▶ **Data provided**:
──────

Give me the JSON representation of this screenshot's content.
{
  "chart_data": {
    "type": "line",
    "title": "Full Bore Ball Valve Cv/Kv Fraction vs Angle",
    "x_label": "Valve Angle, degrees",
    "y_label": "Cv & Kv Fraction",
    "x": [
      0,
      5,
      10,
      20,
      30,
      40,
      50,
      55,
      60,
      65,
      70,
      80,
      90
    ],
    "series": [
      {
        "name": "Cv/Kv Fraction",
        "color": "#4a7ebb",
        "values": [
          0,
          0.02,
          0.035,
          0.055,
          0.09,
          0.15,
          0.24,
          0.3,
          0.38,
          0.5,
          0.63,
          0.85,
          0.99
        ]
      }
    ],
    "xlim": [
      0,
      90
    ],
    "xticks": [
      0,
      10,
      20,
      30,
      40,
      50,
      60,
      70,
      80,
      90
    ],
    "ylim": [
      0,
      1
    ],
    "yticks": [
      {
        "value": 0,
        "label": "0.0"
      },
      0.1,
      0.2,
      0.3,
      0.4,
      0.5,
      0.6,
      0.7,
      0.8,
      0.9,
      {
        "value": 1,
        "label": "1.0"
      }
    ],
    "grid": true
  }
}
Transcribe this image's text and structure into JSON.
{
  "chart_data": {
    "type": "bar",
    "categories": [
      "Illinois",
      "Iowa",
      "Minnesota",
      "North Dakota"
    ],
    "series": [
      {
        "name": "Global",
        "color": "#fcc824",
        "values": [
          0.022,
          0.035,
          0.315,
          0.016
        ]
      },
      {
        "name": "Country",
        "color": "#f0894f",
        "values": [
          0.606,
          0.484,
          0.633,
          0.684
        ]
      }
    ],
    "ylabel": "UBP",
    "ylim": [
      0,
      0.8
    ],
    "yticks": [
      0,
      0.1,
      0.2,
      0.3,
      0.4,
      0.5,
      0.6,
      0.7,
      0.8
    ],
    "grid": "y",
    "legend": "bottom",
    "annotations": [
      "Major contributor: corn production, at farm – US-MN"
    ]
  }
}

──────

▶ **What you are asked to do**:
Copy all lines of the listing above that contain the string "this".

▶ **Answer to the problem**:
Give me the JSON representation of this screenshot's content.
Transcribe this image's text and structure into JSON.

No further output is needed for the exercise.